- **本文**:
++++++

説明

視覚障害者誘導用ブロックを製造する方法および視覚障害者誘導用ブロック

【課題】 平面状本体部9と突起部7、それぞれの物性または色調を変えて視覚障害者誘導用ブロックを射出成形により一体成形する。
【解決手段】 意匠型1、突起部ベース型5、および平面状本体部ベース型6から構成される射出成形用金型の、突起部形成キャビティー2へ、カーボンブラックを配合したゴム配合物を充填して所要の手段により加硫し突起部7を成形し、突起部ベース型5を外し、平面状本体部9を形成するキャビティー8へ弁柄を配合したゴム配合物を充填して所要の手段により加硫し平面状本体部9を成形し、突起部7と接着する。

【発明の詳細な説明】
【技術分野】
【0001】
本発明は、視覚障害者誘導用ブロックを製造する方法および視覚障害者誘導用ブロックに関する。より詳細に述べると、視覚障害者誘導用ブロックを構成する平面状本体部と突起部をプレス成型法又は射出成型法により一体に製造する方法及び当該製造方法により製造された視覚障害者誘導用ブロックに関する。
本発明で使用する用語「視覚障害者」は、視力の無い人、弱視者、及び高齢者等弱者を包含する広義で解釈されるべきである。
【背景技術】
【0002】
視覚障害者誘導用ブロックを構成部品から分類すると、視覚障害者誘導用ブロックを構成する平面状本体部と、平面状本体部に突設された突起部を有する2つの構成部品からなるタイプが主流である。
【0003】
さらに、視覚障害者誘導用ブロックを着色から分類すると、視覚障害者誘導用ブロックを構成する平面状本体部と、平面状本体部に突設された突起部を同じ色に着色したタイプと、異色に着色したタイプの2種類がある。
【0004】
現在、視認性が向上するという理由から、平面状本体部と、平面状本体部に突設された突起部を異色に着色したタイプの視覚障害者誘導用ブロックが強く要望されて来ている。
【0005】
従来、平面状本体部と、突起部が同じ色の視覚障害者誘導用ブロックは、射出成形法とプレス成型法で製造されている。
【0006】
図2は、平面状本体部と、突起部が同じ色の視覚障害者誘導用ブロックを射出成形法によって製造する従来法の1例の概念図である。図2に示したように、平面状本体部17と、突起部16が同じ色の視覚障害者誘導用ブロックを製造する従来の射出成形法で使用する金型は、上下2枚の型(11,12)から構成されていて、突起部16を形成するキャビティー13と、平面状本体部17を形成するキャビティー14を画定している。ゲート15から可塑化したゴムを充填して、所定の方法により加流して、突起部16と平面状本体部17を一体に射出成形する。

++++++

- **データ**:
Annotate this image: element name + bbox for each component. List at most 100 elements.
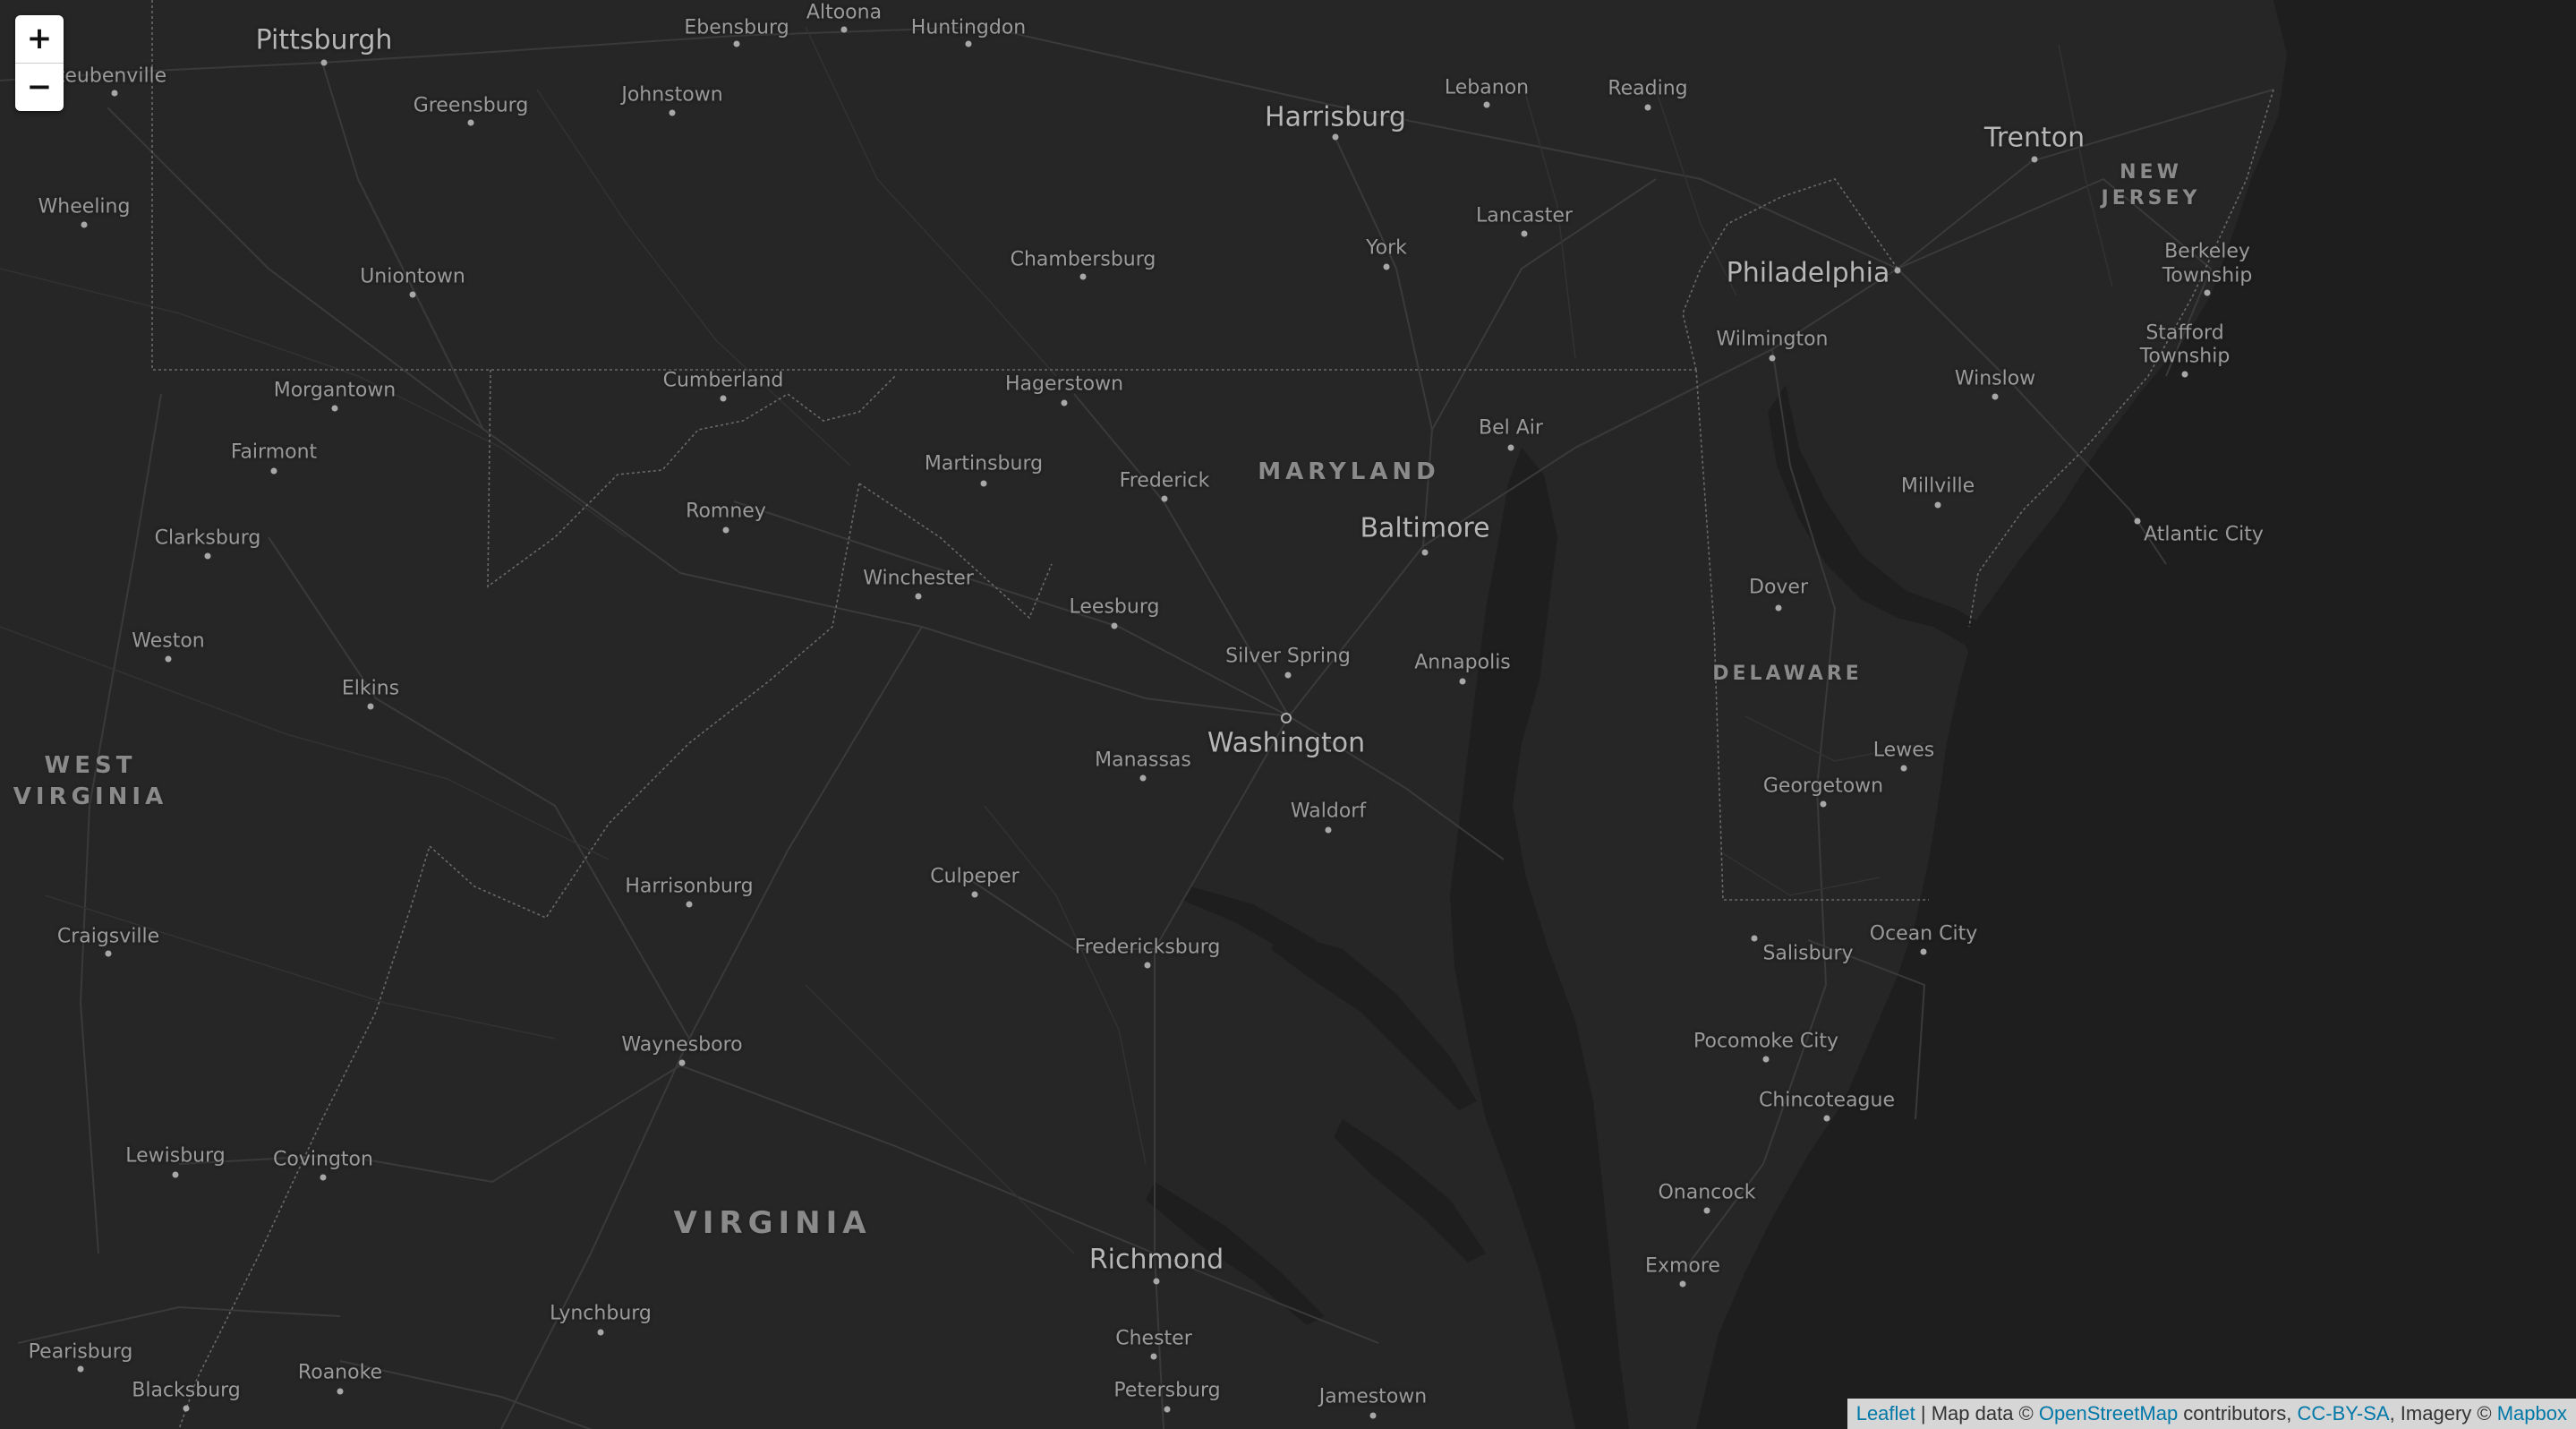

++++++

- **作業の目的**: 本文の「本発明で使用する用語「視覚障」から「色したタイプの2種類がある。」までを、終わりの言葉も含めて、一字も変えずに書き写してください。 上の行は、この作業には関係ありません。

- **答えの全文**:
本発明で使用する用語「視覚障害者」は、視力の無い人、弱視者、及び高齢者等弱者を包含する広義で解釈されるべきである。
【背景技術】
【0002】
視覚障害者誘導用ブロックを構成部品から分類すると、視覚障害者誘導用ブロックを構成する平面状本体部と、平面状本体部に突設された突起部を有する2つの構成部品からなるタイプが主流である。
【0003】
さらに、視覚障害者誘導用ブロックを着色から分類すると、視覚障害者誘導用ブロックを構成する平面状本体部と、平面状本体部に突設された突起部を同じ色に着色したタイプと、異色に着色したタイプの2種類がある。